Required work
Determine the count of lines holding "vApps" and give that count alone.

Stored data entries
____________

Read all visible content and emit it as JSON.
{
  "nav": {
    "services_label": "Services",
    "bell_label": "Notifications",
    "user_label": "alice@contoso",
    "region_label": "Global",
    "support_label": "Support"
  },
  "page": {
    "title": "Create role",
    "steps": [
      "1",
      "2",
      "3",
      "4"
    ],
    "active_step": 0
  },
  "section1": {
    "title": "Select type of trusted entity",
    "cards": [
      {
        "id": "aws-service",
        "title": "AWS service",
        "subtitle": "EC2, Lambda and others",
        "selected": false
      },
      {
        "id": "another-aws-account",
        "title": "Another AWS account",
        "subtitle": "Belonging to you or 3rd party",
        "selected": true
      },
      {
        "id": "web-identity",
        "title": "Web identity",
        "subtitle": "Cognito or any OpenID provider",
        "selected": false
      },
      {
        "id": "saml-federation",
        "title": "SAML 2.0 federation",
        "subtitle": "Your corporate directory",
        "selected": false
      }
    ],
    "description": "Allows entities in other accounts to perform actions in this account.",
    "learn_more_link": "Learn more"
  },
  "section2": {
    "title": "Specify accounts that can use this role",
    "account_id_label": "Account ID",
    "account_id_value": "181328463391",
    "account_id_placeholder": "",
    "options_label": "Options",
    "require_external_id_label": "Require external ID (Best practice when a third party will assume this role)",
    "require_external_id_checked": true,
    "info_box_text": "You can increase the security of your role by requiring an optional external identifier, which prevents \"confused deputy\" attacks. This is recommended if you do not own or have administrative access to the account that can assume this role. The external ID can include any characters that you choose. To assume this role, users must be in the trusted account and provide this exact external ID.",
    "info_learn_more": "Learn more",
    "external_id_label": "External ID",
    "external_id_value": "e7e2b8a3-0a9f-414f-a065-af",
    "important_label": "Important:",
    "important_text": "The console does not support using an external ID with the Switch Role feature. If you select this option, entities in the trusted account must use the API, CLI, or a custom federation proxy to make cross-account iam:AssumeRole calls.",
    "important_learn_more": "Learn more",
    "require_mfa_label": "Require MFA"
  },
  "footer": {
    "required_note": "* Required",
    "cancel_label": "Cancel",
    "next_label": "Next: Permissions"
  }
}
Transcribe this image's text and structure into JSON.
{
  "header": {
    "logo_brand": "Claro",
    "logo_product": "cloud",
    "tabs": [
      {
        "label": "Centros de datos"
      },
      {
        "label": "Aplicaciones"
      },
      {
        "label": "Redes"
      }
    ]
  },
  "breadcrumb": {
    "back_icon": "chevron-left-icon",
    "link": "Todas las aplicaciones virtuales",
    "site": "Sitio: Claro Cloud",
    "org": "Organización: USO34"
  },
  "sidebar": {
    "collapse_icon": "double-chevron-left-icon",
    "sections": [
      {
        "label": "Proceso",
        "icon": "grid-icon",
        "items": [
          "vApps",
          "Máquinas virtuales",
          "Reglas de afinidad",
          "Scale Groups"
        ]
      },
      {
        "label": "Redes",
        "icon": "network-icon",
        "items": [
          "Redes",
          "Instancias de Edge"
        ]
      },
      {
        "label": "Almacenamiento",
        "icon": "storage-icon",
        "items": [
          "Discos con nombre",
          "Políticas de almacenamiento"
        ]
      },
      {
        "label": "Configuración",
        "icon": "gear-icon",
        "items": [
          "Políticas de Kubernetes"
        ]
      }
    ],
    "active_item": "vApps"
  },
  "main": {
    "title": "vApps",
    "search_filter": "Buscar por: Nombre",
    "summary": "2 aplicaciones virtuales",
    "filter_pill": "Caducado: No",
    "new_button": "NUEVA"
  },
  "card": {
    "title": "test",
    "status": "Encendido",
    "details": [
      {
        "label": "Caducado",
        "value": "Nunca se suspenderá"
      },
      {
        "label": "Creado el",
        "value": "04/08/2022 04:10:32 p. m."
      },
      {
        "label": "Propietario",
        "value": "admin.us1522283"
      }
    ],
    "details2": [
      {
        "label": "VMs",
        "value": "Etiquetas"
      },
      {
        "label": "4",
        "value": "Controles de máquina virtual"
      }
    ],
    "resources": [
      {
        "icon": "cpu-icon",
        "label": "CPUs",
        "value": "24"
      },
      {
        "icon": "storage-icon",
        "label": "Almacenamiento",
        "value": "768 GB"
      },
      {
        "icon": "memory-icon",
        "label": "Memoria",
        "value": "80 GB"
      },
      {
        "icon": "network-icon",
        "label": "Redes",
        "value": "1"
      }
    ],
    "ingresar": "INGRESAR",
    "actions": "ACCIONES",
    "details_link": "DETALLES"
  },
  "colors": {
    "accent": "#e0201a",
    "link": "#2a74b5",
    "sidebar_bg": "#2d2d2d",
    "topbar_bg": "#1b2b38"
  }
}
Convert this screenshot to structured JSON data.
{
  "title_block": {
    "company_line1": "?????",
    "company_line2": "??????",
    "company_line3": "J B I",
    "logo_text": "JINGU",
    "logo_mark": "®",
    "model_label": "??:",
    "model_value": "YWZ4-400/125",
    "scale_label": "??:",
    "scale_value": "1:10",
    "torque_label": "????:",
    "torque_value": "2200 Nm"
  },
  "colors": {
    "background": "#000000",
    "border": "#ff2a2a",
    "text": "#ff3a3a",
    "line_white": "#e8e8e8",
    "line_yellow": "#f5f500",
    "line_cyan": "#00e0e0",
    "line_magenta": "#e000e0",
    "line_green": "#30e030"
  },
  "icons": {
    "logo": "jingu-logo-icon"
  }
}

____________

Output for this exercise
3